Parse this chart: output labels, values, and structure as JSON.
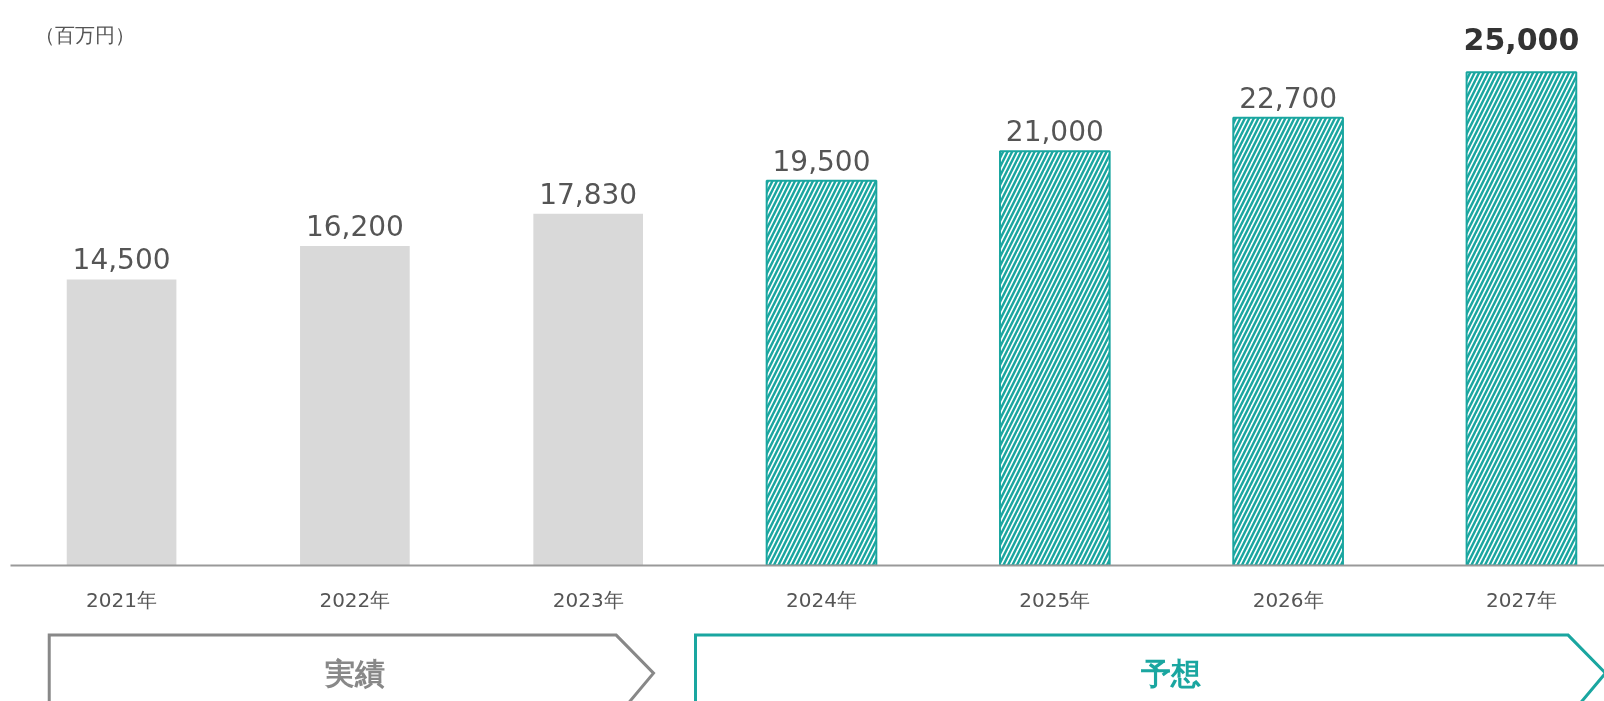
{
  "chart_data": {
    "type": "bar",
    "ylabel": "（百万円）",
    "categories": [
      "2021年",
      "2022年",
      "2023年",
      "2024年",
      "2025年",
      "2026年",
      "2027年"
    ],
    "series": [
      {
        "color": "#d9d9d9",
        "values": [
          14500,
          16200,
          17830,
          null,
          null,
          null,
          null
        ],
        "value_labels": [
          "14,500",
          "16,200",
          "17,830",
          null,
          null,
          null,
          null
        ]
      },
      {
        "color": "#1aa6a0",
        "values": [
          null,
          null,
          null,
          19500,
          21000,
          22700,
          25000
        ],
        "value_labels": [
          null,
          null,
          null,
          "19,500",
          "21,000",
          "22,700",
          "25,000"
        ]
      }
    ],
    "annotations": [
      "実績",
      "予想"
    ],
    "grid": false
  }
}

**DIRECTIONS:** Reproduce the material word for word. Any pictures should be left out of the copy.

**TASK RESULT:**
Parse this chart: output labels, values, and structure as JSON.
{
  "chart_data": {
    "type": "bar",
    "ylabel": "（百万円）",
    "categories": [
      "2021年",
      "2022年",
      "2023年",
      "2024年",
      "2025年",
      "2026年",
      "2027年"
    ],
    "series": [
      {
        "color": "#d9d9d9",
        "values": [
          14500,
          16200,
          17830,
          null,
          null,
          null,
          null
        ],
        "value_labels": [
          "14,500",
          "16,200",
          "17,830",
          null,
          null,
          null,
          null
        ]
      },
      {
        "color": "#1aa6a0",
        "values": [
          null,
          null,
          null,
          19500,
          21000,
          22700,
          25000
        ],
        "value_labels": [
          null,
          null,
          null,
          "19,500",
          "21,000",
          "22,700",
          "25,000"
        ]
      }
    ],
    "annotations": [
      "実績",
      "予想"
    ],
    "grid": false
  }
}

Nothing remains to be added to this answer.